##### INPUT FOR THIS TASK

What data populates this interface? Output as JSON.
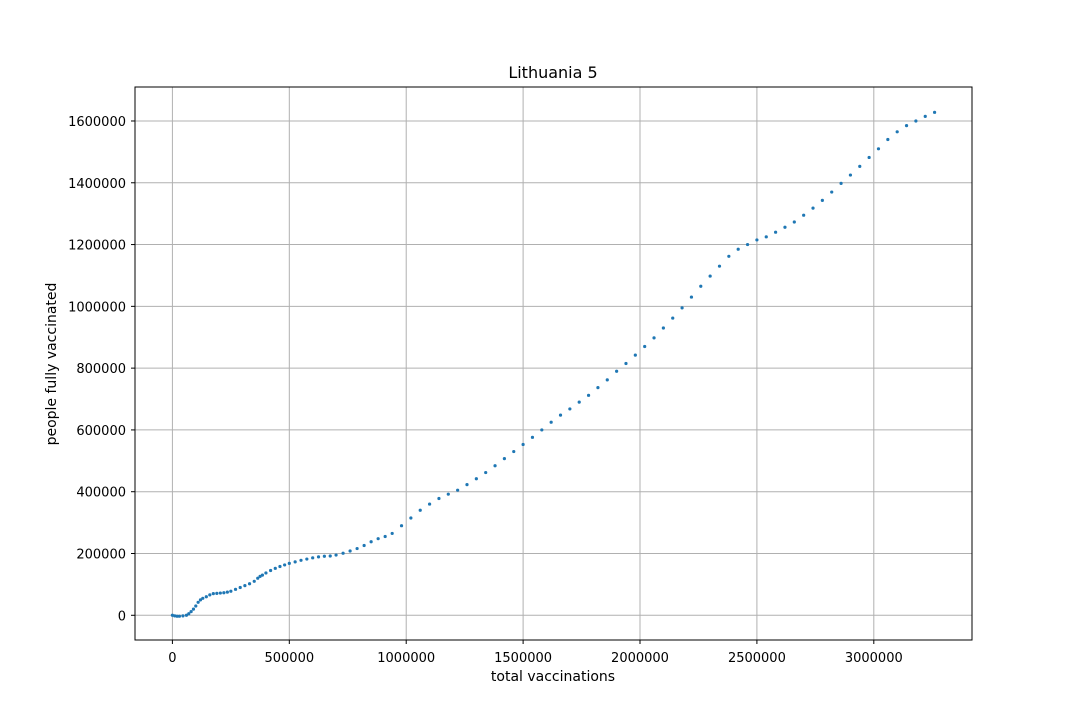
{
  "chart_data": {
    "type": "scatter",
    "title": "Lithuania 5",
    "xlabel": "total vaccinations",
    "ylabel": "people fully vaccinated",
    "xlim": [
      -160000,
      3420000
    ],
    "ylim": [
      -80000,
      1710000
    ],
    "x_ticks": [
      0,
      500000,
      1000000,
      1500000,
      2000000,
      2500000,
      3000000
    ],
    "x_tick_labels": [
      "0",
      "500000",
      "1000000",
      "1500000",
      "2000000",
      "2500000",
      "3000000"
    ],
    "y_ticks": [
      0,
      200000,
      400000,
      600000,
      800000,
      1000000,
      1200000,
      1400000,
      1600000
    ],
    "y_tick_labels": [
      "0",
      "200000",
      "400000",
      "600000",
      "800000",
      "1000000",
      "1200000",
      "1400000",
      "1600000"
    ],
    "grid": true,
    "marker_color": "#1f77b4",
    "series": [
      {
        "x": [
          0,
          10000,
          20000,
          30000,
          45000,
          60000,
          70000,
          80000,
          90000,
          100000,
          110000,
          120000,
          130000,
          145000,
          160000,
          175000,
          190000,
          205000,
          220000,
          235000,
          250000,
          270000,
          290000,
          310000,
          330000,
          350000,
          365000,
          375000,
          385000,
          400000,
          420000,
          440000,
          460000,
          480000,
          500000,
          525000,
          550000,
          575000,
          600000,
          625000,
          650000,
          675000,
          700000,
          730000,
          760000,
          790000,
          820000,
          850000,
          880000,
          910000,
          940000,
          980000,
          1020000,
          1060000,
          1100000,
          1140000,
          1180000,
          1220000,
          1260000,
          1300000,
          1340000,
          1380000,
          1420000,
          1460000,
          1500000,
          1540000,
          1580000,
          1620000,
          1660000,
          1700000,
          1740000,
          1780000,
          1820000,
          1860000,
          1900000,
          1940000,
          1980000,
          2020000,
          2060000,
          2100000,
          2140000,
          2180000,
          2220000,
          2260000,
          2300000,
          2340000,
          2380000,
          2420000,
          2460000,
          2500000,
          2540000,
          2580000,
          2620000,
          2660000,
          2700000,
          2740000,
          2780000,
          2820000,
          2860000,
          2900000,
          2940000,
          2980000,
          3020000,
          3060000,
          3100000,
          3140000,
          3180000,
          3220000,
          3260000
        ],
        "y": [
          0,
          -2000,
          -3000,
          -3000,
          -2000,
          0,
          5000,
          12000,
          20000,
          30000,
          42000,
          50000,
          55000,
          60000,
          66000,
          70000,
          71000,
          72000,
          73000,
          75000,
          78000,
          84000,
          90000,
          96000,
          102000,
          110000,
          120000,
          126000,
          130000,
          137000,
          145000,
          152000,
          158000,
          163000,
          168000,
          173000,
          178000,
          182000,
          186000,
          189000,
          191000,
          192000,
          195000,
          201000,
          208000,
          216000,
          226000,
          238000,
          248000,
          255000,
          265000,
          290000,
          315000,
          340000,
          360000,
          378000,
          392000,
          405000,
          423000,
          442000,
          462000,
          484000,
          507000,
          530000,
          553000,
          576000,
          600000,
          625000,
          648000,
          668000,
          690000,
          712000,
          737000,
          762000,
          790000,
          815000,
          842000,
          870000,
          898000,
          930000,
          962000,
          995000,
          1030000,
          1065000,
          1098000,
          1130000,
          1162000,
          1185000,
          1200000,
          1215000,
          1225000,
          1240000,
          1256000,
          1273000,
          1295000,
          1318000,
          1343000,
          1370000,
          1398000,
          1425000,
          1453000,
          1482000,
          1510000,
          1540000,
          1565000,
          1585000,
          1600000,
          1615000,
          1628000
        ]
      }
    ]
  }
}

##########

__WHAT YOU WILL DO__:
Print every record above exactly as written, leaving out the pictures.

__RESULT FOR THIS TASK__:
What data populates this interface? Output as JSON.
{
  "chart_data": {
    "type": "scatter",
    "title": "Lithuania 5",
    "xlabel": "total vaccinations",
    "ylabel": "people fully vaccinated",
    "xlim": [
      -160000,
      3420000
    ],
    "ylim": [
      -80000,
      1710000
    ],
    "x_ticks": [
      0,
      500000,
      1000000,
      1500000,
      2000000,
      2500000,
      3000000
    ],
    "x_tick_labels": [
      "0",
      "500000",
      "1000000",
      "1500000",
      "2000000",
      "2500000",
      "3000000"
    ],
    "y_ticks": [
      0,
      200000,
      400000,
      600000,
      800000,
      1000000,
      1200000,
      1400000,
      1600000
    ],
    "y_tick_labels": [
      "0",
      "200000",
      "400000",
      "600000",
      "800000",
      "1000000",
      "1200000",
      "1400000",
      "1600000"
    ],
    "grid": true,
    "marker_color": "#1f77b4",
    "series": [
      {
        "x": [
          0,
          10000,
          20000,
          30000,
          45000,
          60000,
          70000,
          80000,
          90000,
          100000,
          110000,
          120000,
          130000,
          145000,
          160000,
          175000,
          190000,
          205000,
          220000,
          235000,
          250000,
          270000,
          290000,
          310000,
          330000,
          350000,
          365000,
          375000,
          385000,
          400000,
          420000,
          440000,
          460000,
          480000,
          500000,
          525000,
          550000,
          575000,
          600000,
          625000,
          650000,
          675000,
          700000,
          730000,
          760000,
          790000,
          820000,
          850000,
          880000,
          910000,
          940000,
          980000,
          1020000,
          1060000,
          1100000,
          1140000,
          1180000,
          1220000,
          1260000,
          1300000,
          1340000,
          1380000,
          1420000,
          1460000,
          1500000,
          1540000,
          1580000,
          1620000,
          1660000,
          1700000,
          1740000,
          1780000,
          1820000,
          1860000,
          1900000,
          1940000,
          1980000,
          2020000,
          2060000,
          2100000,
          2140000,
          2180000,
          2220000,
          2260000,
          2300000,
          2340000,
          2380000,
          2420000,
          2460000,
          2500000,
          2540000,
          2580000,
          2620000,
          2660000,
          2700000,
          2740000,
          2780000,
          2820000,
          2860000,
          2900000,
          2940000,
          2980000,
          3020000,
          3060000,
          3100000,
          3140000,
          3180000,
          3220000,
          3260000
        ],
        "y": [
          0,
          -2000,
          -3000,
          -3000,
          -2000,
          0,
          5000,
          12000,
          20000,
          30000,
          42000,
          50000,
          55000,
          60000,
          66000,
          70000,
          71000,
          72000,
          73000,
          75000,
          78000,
          84000,
          90000,
          96000,
          102000,
          110000,
          120000,
          126000,
          130000,
          137000,
          145000,
          152000,
          158000,
          163000,
          168000,
          173000,
          178000,
          182000,
          186000,
          189000,
          191000,
          192000,
          195000,
          201000,
          208000,
          216000,
          226000,
          238000,
          248000,
          255000,
          265000,
          290000,
          315000,
          340000,
          360000,
          378000,
          392000,
          405000,
          423000,
          442000,
          462000,
          484000,
          507000,
          530000,
          553000,
          576000,
          600000,
          625000,
          648000,
          668000,
          690000,
          712000,
          737000,
          762000,
          790000,
          815000,
          842000,
          870000,
          898000,
          930000,
          962000,
          995000,
          1030000,
          1065000,
          1098000,
          1130000,
          1162000,
          1185000,
          1200000,
          1215000,
          1225000,
          1240000,
          1256000,
          1273000,
          1295000,
          1318000,
          1343000,
          1370000,
          1398000,
          1425000,
          1453000,
          1482000,
          1510000,
          1540000,
          1565000,
          1585000,
          1600000,
          1615000,
          1628000
        ]
      }
    ]
  }
}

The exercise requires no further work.